● Work to do:
Copy out each line that mentions the word "Real".

Recorded data
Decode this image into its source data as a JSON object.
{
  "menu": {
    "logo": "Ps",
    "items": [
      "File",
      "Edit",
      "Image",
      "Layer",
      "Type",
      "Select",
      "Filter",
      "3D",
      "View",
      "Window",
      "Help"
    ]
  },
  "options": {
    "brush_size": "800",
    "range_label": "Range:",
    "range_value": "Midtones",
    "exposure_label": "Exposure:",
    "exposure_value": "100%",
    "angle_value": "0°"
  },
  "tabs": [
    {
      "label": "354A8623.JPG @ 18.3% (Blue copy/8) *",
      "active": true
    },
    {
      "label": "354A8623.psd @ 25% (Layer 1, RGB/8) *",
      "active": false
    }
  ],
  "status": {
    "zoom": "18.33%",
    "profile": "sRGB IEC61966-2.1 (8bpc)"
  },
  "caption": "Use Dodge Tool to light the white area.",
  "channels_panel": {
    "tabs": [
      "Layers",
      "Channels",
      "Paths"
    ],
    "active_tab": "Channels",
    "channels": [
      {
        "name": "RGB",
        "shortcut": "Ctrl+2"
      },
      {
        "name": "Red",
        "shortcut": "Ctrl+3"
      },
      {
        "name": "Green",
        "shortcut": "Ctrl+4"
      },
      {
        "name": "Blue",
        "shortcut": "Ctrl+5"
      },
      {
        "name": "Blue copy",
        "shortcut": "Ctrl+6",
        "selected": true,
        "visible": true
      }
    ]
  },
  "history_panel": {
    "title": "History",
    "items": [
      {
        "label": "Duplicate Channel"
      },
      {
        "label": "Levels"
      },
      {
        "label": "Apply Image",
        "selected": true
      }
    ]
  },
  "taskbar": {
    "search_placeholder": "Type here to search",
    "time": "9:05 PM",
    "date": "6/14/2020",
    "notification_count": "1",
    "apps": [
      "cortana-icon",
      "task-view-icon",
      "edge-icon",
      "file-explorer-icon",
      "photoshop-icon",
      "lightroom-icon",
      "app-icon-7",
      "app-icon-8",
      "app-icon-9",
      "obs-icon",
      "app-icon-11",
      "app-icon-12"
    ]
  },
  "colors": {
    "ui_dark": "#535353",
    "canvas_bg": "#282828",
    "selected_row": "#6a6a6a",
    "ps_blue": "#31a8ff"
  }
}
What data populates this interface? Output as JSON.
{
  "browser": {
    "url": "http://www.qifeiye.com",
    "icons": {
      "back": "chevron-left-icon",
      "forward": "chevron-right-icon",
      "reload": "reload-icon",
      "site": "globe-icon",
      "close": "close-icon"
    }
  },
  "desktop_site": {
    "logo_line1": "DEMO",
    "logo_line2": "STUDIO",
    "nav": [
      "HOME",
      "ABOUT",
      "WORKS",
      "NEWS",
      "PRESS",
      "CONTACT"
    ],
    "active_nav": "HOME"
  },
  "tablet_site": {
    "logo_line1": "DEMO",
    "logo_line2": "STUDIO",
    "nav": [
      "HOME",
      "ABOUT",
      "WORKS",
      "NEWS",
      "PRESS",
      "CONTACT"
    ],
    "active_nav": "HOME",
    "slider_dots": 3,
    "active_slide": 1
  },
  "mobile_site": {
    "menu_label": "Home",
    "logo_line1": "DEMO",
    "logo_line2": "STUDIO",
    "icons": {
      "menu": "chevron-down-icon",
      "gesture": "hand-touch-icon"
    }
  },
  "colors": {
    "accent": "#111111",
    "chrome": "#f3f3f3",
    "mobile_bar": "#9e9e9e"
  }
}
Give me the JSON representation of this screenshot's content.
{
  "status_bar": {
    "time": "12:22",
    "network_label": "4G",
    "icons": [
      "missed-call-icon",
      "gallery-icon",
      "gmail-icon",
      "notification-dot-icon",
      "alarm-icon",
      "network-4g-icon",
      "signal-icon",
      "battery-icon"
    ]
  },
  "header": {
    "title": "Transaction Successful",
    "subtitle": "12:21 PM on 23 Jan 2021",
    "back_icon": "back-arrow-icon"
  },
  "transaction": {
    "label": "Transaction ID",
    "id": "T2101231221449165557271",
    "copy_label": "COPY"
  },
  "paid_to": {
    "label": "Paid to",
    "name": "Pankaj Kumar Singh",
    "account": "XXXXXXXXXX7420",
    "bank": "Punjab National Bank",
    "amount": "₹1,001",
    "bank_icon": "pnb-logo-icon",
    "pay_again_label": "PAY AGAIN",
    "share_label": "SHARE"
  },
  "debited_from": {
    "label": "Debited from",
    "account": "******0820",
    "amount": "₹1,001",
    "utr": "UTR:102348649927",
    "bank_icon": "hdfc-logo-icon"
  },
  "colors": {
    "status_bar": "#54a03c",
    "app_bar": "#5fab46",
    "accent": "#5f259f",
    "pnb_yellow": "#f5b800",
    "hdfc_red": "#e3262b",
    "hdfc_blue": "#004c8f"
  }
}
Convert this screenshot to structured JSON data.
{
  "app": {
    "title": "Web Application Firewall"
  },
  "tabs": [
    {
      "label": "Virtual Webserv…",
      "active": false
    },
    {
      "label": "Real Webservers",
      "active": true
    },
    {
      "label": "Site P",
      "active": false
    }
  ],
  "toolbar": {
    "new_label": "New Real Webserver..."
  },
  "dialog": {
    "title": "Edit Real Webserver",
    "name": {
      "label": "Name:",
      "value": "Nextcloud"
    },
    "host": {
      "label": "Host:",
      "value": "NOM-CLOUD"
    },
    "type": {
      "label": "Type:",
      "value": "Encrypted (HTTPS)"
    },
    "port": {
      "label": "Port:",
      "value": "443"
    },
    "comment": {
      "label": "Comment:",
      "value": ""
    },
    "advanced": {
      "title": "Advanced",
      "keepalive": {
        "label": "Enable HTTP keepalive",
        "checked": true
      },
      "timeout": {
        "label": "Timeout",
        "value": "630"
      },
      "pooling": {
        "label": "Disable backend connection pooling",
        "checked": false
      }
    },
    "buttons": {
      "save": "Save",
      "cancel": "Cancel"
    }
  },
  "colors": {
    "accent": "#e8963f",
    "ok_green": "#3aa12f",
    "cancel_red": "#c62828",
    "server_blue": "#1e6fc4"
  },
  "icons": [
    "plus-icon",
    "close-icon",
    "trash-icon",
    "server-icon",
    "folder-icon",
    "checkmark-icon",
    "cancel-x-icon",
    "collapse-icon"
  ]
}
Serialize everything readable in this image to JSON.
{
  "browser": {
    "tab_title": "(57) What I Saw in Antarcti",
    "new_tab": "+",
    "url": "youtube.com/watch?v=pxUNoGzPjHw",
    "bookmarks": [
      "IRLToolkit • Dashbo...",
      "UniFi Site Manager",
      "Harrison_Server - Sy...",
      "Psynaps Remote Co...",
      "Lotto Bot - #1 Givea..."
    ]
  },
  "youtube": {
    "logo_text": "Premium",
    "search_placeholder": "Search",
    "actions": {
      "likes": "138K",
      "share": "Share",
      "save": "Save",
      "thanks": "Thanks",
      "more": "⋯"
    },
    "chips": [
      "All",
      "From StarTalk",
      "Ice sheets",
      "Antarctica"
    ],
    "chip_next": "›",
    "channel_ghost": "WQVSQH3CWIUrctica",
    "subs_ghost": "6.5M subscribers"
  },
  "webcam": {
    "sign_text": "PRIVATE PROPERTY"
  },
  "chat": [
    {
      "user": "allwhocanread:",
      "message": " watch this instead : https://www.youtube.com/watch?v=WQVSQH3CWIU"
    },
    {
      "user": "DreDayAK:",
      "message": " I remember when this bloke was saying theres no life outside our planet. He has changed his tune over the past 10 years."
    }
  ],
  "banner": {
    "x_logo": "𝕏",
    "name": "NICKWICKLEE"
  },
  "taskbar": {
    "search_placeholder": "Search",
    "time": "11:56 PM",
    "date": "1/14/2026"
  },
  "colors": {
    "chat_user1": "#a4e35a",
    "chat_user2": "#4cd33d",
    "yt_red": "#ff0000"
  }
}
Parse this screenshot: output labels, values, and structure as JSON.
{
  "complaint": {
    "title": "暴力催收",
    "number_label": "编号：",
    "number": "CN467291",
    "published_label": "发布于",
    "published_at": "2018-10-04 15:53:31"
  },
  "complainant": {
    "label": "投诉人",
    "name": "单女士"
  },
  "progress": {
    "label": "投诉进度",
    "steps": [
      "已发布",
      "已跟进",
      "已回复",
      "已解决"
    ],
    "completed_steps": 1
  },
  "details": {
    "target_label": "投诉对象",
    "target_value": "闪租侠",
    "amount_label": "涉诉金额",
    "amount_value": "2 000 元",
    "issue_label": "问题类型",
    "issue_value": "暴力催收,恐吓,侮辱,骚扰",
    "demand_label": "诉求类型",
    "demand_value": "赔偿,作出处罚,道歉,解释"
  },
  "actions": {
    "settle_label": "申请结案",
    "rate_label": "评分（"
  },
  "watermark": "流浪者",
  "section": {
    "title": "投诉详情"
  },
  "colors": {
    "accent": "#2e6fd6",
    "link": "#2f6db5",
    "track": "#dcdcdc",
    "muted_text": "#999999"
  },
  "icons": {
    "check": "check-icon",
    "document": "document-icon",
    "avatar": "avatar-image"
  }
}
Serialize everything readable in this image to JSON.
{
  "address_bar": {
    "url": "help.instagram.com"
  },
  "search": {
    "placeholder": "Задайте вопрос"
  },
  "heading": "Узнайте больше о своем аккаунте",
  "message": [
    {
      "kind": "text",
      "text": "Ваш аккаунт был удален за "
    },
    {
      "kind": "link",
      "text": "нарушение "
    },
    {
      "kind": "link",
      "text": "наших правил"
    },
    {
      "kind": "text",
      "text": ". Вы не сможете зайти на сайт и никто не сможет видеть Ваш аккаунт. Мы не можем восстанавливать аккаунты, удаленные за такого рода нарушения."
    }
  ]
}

● Worked solution:
      "label": "Real Webservers",
    "new_label": "New Real Webserver..."
    "title": "Edit Real Webserver",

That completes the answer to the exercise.